● **Tarefa proposta 1**: Indique se cada afirmação a seguir está de acordo com o texto sobre a solidão, respondendo sim ou não e citando as palavras decisivas do texto: (a) quem fala é interrompido ao tentar escrever sobre o tema; (b) é preciso jantar sozinho num domingo; (c) é preciso dançar com as janelas abertas.
● **Tarefa proposta 2**: Conforme o texto sobre a solidão, diante de que luz é preciso tornar-se azul?
● **Tarefa proposta 3**: Dê prosseguimento ao texto sobre a solidão a partir do ponto em que ele termina.

● **Texto selecionado**:
╭──

Dança de Eleanor

Há muito penso em escrever sobre a solidão; mas, por ironia do destino, quando tento me debruçar sobre o tema, alguém aparece ou algum aparelho toca. E, na verdade, pra escrever sobre a solidão,

É preciso assistir, desacompanhado,

ao ocaso;

E jantar sozinho

Num sábado.

É preciso tornar-me azul

Diante da luz que emana da televisão

Num quarto escuro.

É preciso chorar sem preocupação

De que vejam minhas lágrimas,

E rir, e ouvir minha risada

Como um som estranho e distante.

É preciso dançar só, de janelas fechadas,

E estar tão isolado a ponto de imaginar alguém

Com quem conversar;

É preciso querer sair e não encontrar forças;

E se forças encontrar,

Andar sem destino, sem hora pra voltar

E sem ninguém a me esperar.

╰──

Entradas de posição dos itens

╭──

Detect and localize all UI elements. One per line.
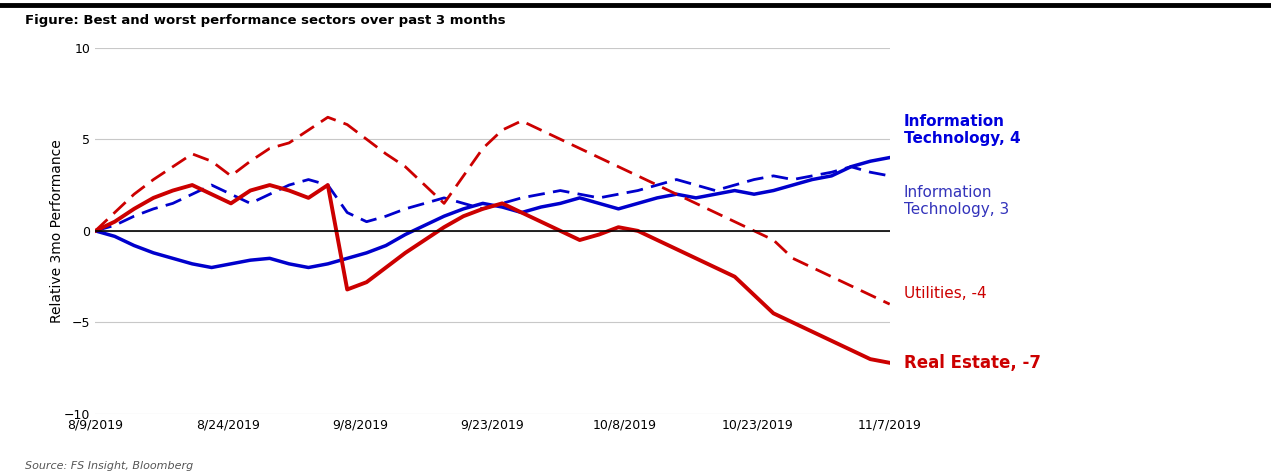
Text: Information
Technology, 3: Information Technology, 3: [904, 185, 1009, 217]
Text: Utilities, -4: Utilities, -4: [904, 286, 986, 300]
Text: Figure: Best and worst performance sectors over past 3 months: Figure: Best and worst performance secto…: [25, 14, 506, 27]
Y-axis label: Relative 3mo Performance: Relative 3mo Performance: [50, 139, 64, 323]
Text: Source: FS Insight, Bloomberg: Source: FS Insight, Bloomberg: [25, 461, 193, 471]
Text: Real Estate, -7: Real Estate, -7: [904, 354, 1041, 372]
Text: Information
Technology, 4: Information Technology, 4: [904, 114, 1021, 146]
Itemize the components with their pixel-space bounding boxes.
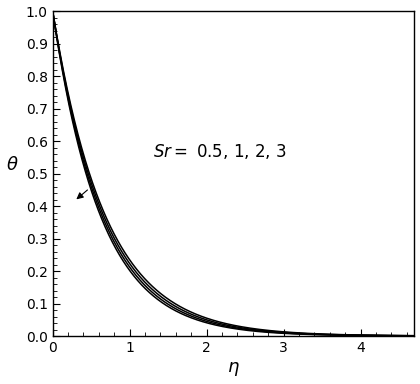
Text: $Sr=$ 0.5, 1, 2, 3: $Sr=$ 0.5, 1, 2, 3 — [153, 142, 286, 161]
Y-axis label: $\theta$: $\theta$ — [5, 156, 18, 174]
X-axis label: $\eta$: $\eta$ — [227, 361, 240, 379]
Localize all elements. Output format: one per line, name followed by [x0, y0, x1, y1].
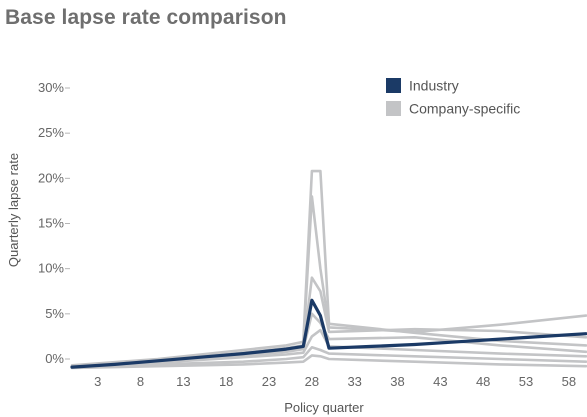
- x-axis-label: Policy quarter: [284, 400, 364, 415]
- x-tick-label: 3: [94, 374, 101, 389]
- x-tick-label: 13: [176, 374, 190, 389]
- x-tick-label: 48: [476, 374, 490, 389]
- industry-series-line: [70, 298, 587, 369]
- chart-title: Base lapse rate comparison: [5, 6, 287, 29]
- company-series-line: [70, 345, 587, 369]
- y-tick-label: 5%: [45, 306, 64, 321]
- legend-swatch: [386, 78, 401, 93]
- y-axis-label: Quarterly lapse rate: [6, 153, 21, 267]
- x-tick-label: 8: [137, 374, 144, 389]
- x-tick-label: 38: [390, 374, 404, 389]
- x-tick-label: 58: [562, 374, 576, 389]
- y-tick-label: 10%: [38, 261, 64, 276]
- x-tick-label: 33: [347, 374, 361, 389]
- x-tick-label: 28: [305, 374, 319, 389]
- x-tick-label: 18: [219, 374, 233, 389]
- legend-swatch: [386, 101, 401, 116]
- company-series-line: [70, 354, 587, 370]
- y-tick-label: 15%: [38, 216, 64, 231]
- y-tick-label: 0%: [45, 351, 64, 366]
- y-axis-ticks: 0% 5% 10% 15% 20% 25% 30%: [38, 80, 70, 366]
- legend: Industry Company-specific: [386, 78, 520, 117]
- y-tick-label: 30%: [38, 80, 64, 95]
- company-series-line: [70, 169, 587, 367]
- x-axis-ticks: 3 8 13 18 23 28 33 38 43 48 53 58: [94, 374, 576, 389]
- x-tick-label: 23: [262, 374, 276, 389]
- legend-label: Company-specific: [409, 101, 520, 117]
- x-tick-label: 53: [519, 374, 533, 389]
- legend-label: Industry: [409, 78, 459, 94]
- company-series-line: [70, 328, 587, 368]
- y-tick-label: 20%: [38, 170, 64, 185]
- y-tick-label: 25%: [38, 125, 64, 140]
- x-tick-label: 43: [433, 374, 447, 389]
- industry-series-line: [70, 298, 587, 369]
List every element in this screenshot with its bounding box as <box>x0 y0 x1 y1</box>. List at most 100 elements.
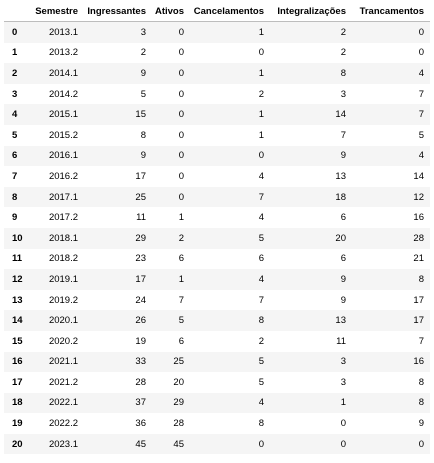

╰──

● **Resposta do exercício 1**:
(a) Sim: "quando tento me debruçar sobre o tema, alguém aparece ou algum aparelho toca".
(b) Não: "E jantar sozinho" e "Num sábado".
(c) Não: "É preciso dançar só, de janelas fechadas".

● **Resposta do exercício 2**: Diante da luz que emana da televisão, num quarto escuro.

● **Resposta do exercício 3**:
Existem pelo menos duas espécies de solidão: a que desejamos (auto-isolamento) e a que se nos impõe, quando os outros nos esquecem, ainda que temporariamente. Confesso que, como misantropo, sou adepto da primeira modalidade: sou mestre em me isolar. E não me sinto nem um pouco mal com isso. É mais fácil irritar-me com a presença constante que com a ausência.

Minha paixão pela literatura tem muito a ver com minha propensão à solidão; não me sinto nada só quando leio ou escrevo - sinto-me, na verdade, num monólogo silencioso, que freqüentemente mais me parece um diálogo (quase uma esquizofrenia, como a descrita em "Lobo da Estepe", de H. Hesse).

A poesia acima trata da solidão imposta, aquela da qual fugimos. Confesso que é muito difícil sentir a separação completa - embora na realidade sejamos sempre solitários, quer aceitemos esse fato ou não -, em razão das várias formas de atenuar, mascarar, a inexorável solidão que nos é inerente. Ligamos o computador e, num minuto, estamos conectados a várias outras pessoas (perfis); ligamos a TV ou o rádio; o celular permite que encontremos as pessoas onde quer que estejam, ou seja, acessamos o outro na hora em que desejamos. Mas até que ponto este "contato virtual" satisfaz nossa necessidade de nos relacionar?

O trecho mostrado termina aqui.